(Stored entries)

——————————

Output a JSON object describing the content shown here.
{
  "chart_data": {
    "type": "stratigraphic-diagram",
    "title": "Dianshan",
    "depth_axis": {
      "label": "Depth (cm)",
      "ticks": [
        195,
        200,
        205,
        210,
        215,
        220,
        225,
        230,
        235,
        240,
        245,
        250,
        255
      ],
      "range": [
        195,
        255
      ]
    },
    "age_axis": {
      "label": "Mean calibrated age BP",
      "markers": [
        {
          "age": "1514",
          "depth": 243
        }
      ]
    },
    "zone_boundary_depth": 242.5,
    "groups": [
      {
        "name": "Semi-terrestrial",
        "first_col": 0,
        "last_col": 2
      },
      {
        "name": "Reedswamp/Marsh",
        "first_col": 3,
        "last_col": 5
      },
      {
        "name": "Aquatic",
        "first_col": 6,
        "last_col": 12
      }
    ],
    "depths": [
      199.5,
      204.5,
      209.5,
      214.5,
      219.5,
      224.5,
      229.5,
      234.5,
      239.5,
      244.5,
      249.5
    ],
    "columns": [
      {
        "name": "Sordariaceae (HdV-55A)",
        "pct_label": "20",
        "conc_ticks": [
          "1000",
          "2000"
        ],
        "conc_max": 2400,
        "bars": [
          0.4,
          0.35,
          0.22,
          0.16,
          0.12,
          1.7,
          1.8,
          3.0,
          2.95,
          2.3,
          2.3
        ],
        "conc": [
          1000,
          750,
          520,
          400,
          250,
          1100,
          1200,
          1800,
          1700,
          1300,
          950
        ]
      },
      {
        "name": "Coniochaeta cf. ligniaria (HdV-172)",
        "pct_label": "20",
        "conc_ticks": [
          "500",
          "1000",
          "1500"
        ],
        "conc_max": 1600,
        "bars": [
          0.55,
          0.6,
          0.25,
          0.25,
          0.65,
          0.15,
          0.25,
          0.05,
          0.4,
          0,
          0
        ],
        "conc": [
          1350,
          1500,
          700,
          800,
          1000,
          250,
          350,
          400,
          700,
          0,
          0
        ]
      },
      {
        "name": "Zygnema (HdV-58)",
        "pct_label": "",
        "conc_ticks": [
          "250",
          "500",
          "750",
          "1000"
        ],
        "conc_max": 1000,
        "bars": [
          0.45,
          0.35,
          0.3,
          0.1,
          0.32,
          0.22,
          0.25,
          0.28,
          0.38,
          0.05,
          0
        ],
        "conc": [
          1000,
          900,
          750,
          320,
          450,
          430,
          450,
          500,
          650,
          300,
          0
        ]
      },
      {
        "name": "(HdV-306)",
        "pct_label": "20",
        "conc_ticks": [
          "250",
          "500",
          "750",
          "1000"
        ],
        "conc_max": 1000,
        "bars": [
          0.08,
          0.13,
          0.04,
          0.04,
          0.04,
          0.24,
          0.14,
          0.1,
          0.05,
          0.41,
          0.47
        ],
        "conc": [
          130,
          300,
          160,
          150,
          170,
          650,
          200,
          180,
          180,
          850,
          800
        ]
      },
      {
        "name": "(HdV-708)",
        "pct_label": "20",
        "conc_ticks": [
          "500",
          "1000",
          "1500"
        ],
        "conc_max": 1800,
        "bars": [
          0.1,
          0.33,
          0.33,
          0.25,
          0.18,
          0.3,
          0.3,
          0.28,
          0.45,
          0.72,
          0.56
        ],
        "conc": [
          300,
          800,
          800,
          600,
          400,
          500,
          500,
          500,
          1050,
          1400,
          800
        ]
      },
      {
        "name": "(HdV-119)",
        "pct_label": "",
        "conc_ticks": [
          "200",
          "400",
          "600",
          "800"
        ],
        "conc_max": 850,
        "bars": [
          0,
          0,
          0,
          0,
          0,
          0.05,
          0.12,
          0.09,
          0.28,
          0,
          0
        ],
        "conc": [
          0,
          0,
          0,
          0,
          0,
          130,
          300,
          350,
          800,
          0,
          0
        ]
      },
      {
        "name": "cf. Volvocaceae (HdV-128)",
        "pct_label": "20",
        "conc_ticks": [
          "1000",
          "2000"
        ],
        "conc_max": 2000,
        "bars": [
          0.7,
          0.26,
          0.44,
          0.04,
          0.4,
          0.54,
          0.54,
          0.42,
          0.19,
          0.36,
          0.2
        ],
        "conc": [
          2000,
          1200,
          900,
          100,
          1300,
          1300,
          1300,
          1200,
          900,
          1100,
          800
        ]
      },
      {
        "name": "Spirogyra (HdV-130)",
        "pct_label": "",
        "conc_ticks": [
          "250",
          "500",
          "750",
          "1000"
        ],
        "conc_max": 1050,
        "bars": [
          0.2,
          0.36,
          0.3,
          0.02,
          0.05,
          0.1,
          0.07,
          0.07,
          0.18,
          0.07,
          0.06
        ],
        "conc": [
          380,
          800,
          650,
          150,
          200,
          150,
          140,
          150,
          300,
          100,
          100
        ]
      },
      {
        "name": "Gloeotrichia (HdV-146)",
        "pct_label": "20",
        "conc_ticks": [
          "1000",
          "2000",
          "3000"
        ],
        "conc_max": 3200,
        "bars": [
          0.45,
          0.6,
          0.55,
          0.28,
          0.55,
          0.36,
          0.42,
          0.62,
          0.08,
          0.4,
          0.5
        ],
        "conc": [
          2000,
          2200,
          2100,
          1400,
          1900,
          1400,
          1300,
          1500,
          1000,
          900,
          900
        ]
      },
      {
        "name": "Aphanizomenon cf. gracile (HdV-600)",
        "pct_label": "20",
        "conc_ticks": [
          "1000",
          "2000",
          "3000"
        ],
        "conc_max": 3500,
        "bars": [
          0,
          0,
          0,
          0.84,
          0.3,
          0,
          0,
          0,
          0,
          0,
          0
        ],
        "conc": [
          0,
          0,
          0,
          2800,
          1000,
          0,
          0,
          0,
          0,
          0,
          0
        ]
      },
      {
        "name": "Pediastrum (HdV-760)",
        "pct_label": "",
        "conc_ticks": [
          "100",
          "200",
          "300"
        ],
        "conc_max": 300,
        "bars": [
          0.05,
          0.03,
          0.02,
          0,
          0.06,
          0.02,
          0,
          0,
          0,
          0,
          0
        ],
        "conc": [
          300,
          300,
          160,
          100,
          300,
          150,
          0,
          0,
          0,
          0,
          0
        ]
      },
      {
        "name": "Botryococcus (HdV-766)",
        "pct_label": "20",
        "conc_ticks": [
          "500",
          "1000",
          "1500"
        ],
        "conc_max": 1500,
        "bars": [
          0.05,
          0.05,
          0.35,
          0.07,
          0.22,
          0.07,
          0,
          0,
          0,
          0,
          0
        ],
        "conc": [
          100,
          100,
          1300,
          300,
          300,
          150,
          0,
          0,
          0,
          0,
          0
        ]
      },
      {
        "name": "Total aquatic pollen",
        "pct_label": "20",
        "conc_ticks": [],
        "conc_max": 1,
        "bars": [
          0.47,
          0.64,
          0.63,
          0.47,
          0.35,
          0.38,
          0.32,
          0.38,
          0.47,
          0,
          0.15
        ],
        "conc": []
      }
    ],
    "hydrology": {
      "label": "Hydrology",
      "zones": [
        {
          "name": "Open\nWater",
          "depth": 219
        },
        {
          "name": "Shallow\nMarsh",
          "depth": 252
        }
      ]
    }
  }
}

——————————

> [DIRECTIONS]: Using the data above, repeat every line exactly.

> [WRITTEN ANSWER]:
Output a JSON object describing the content shown here.
{
  "chart_data": {
    "type": "stratigraphic-diagram",
    "title": "Dianshan",
    "depth_axis": {
      "label": "Depth (cm)",
      "ticks": [
        195,
        200,
        205,
        210,
        215,
        220,
        225,
        230,
        235,
        240,
        245,
        250,
        255
      ],
      "range": [
        195,
        255
      ]
    },
    "age_axis": {
      "label": "Mean calibrated age BP",
      "markers": [
        {
          "age": "1514",
          "depth": 243
        }
      ]
    },
    "zone_boundary_depth": 242.5,
    "groups": [
      {
        "name": "Semi-terrestrial",
        "first_col": 0,
        "last_col": 2
      },
      {
        "name": "Reedswamp/Marsh",
        "first_col": 3,
        "last_col": 5
      },
      {
        "name": "Aquatic",
        "first_col": 6,
        "last_col": 12
      }
    ],
    "depths": [
      199.5,
      204.5,
      209.5,
      214.5,
      219.5,
      224.5,
      229.5,
      234.5,
      239.5,
      244.5,
      249.5
    ],
    "columns": [
      {
        "name": "Sordariaceae (HdV-55A)",
        "pct_label": "20",
        "conc_ticks": [
          "1000",
          "2000"
        ],
        "conc_max": 2400,
        "bars": [
          0.4,
          0.35,
          0.22,
          0.16,
          0.12,
          1.7,
          1.8,
          3.0,
          2.95,
          2.3,
          2.3
        ],
        "conc": [
          1000,
          750,
          520,
          400,
          250,
          1100,
          1200,
          1800,
          1700,
          1300,
          950
        ]
      },
      {
        "name": "Coniochaeta cf. ligniaria (HdV-172)",
        "pct_label": "20",
        "conc_ticks": [
          "500",
          "1000",
          "1500"
        ],
        "conc_max": 1600,
        "bars": [
          0.55,
          0.6,
          0.25,
          0.25,
          0.65,
          0.15,
          0.25,
          0.05,
          0.4,
          0,
          0
        ],
        "conc": [
          1350,
          1500,
          700,
          800,
          1000,
          250,
          350,
          400,
          700,
          0,
          0
        ]
      },
      {
        "name": "Zygnema (HdV-58)",
        "pct_label": "",
        "conc_ticks": [
          "250",
          "500",
          "750",
          "1000"
        ],
        "conc_max": 1000,
        "bars": [
          0.45,
          0.35,
          0.3,
          0.1,
          0.32,
          0.22,
          0.25,
          0.28,
          0.38,
          0.05,
          0
        ],
        "conc": [
          1000,
          900,
          750,
          320,
          450,
          430,
          450,
          500,
          650,
          300,
          0
        ]
      },
      {
        "name": "(HdV-306)",
        "pct_label": "20",
        "conc_ticks": [
          "250",
          "500",
          "750",
          "1000"
        ],
        "conc_max": 1000,
        "bars": [
          0.08,
          0.13,
          0.04,
          0.04,
          0.04,
          0.24,
          0.14,
          0.1,
          0.05,
          0.41,
          0.47
        ],
        "conc": [
          130,
          300,
          160,
          150,
          170,
          650,
          200,
          180,
          180,
          850,
          800
        ]
      },
      {
        "name": "(HdV-708)",
        "pct_label": "20",
        "conc_ticks": [
          "500",
          "1000",
          "1500"
        ],
        "conc_max": 1800,
        "bars": [
          0.1,
          0.33,
          0.33,
          0.25,
          0.18,
          0.3,
          0.3,
          0.28,
          0.45,
          0.72,
          0.56
        ],
        "conc": [
          300,
          800,
          800,
          600,
          400,
          500,
          500,
          500,
          1050,
          1400,
          800
        ]
      },
      {
        "name": "(HdV-119)",
        "pct_label": "",
        "conc_ticks": [
          "200",
          "400",
          "600",
          "800"
        ],
        "conc_max": 850,
        "bars": [
          0,
          0,
          0,
          0,
          0,
          0.05,
          0.12,
          0.09,
          0.28,
          0,
          0
        ],
        "conc": [
          0,
          0,
          0,
          0,
          0,
          130,
          300,
          350,
          800,
          0,
          0
        ]
      },
      {
        "name": "cf. Volvocaceae (HdV-128)",
        "pct_label": "20",
        "conc_ticks": [
          "1000",
          "2000"
        ],
        "conc_max": 2000,
        "bars": [
          0.7,
          0.26,
          0.44,
          0.04,
          0.4,
          0.54,
          0.54,
          0.42,
          0.19,
          0.36,
          0.2
        ],
        "conc": [
          2000,
          1200,
          900,
          100,
          1300,
          1300,
          1300,
          1200,
          900,
          1100,
          800
        ]
      },
      {
        "name": "Spirogyra (HdV-130)",
        "pct_label": "",
        "conc_ticks": [
          "250",
          "500",
          "750",
          "1000"
        ],
        "conc_max": 1050,
        "bars": [
          0.2,
          0.36,
          0.3,
          0.02,
          0.05,
          0.1,
          0.07,
          0.07,
          0.18,
          0.07,
          0.06
        ],
        "conc": [
          380,
          800,
          650,
          150,
          200,
          150,
          140,
          150,
          300,
          100,
          100
        ]
      },
      {
        "name": "Gloeotrichia (HdV-146)",
        "pct_label": "20",
        "conc_ticks": [
          "1000",
          "2000",
          "3000"
        ],
        "conc_max": 3200,
        "bars": [
          0.45,
          0.6,
          0.55,
          0.28,
          0.55,
          0.36,
          0.42,
          0.62,
          0.08,
          0.4,
          0.5
        ],
        "conc": [
          2000,
          2200,
          2100,
          1400,
          1900,
          1400,
          1300,
          1500,
          1000,
          900,
          900
        ]
      },
      {
        "name": "Aphanizomenon cf. gracile (HdV-600)",
        "pct_label": "20",
        "conc_ticks": [
          "1000",
          "2000",
          "3000"
        ],
        "conc_max": 3500,
        "bars": [
          0,
          0,
          0,
          0.84,
          0.3,
          0,
          0,
          0,
          0,
          0,
          0
        ],
        "conc": [
          0,
          0,
          0,
          2800,
          1000,
          0,
          0,
          0,
          0,
          0,
          0
        ]
      },
      {
        "name": "Pediastrum (HdV-760)",
        "pct_label": "",
        "conc_ticks": [
          "100",
          "200",
          "300"
        ],
        "conc_max": 300,
        "bars": [
          0.05,
          0.03,
          0.02,
          0,
          0.06,
          0.02,
          0,
          0,
          0,
          0,
          0
        ],
        "conc": [
          300,
          300,
          160,
          100,
          300,
          150,
          0,
          0,
          0,
          0,
          0
        ]
      },
      {
        "name": "Botryococcus (HdV-766)",
        "pct_label": "20",
        "conc_ticks": [
          "500",
          "1000",
          "1500"
        ],
        "conc_max": 1500,
        "bars": [
          0.05,
          0.05,
          0.35,
          0.07,
          0.22,
          0.07,
          0,
          0,
          0,
          0,
          0
        ],
        "conc": [
          100,
          100,
          1300,
          300,
          300,
          150,
          0,
          0,
          0,
          0,
          0
        ]
      },
      {
        "name": "Total aquatic pollen",
        "pct_label": "20",
        "conc_ticks": [],
        "conc_max": 1,
        "bars": [
          0.47,
          0.64,
          0.63,
          0.47,
          0.35,
          0.38,
          0.32,
          0.38,
          0.47,
          0,
          0.15
        ],
        "conc": []
      }
    ],
    "hydrology": {
      "label": "Hydrology",
      "zones": [
        {
          "name": "Open\nWater",
          "depth": 219
        },
        {
          "name": "Shallow\nMarsh",
          "depth": 252
        }
      ]
    }
  }
}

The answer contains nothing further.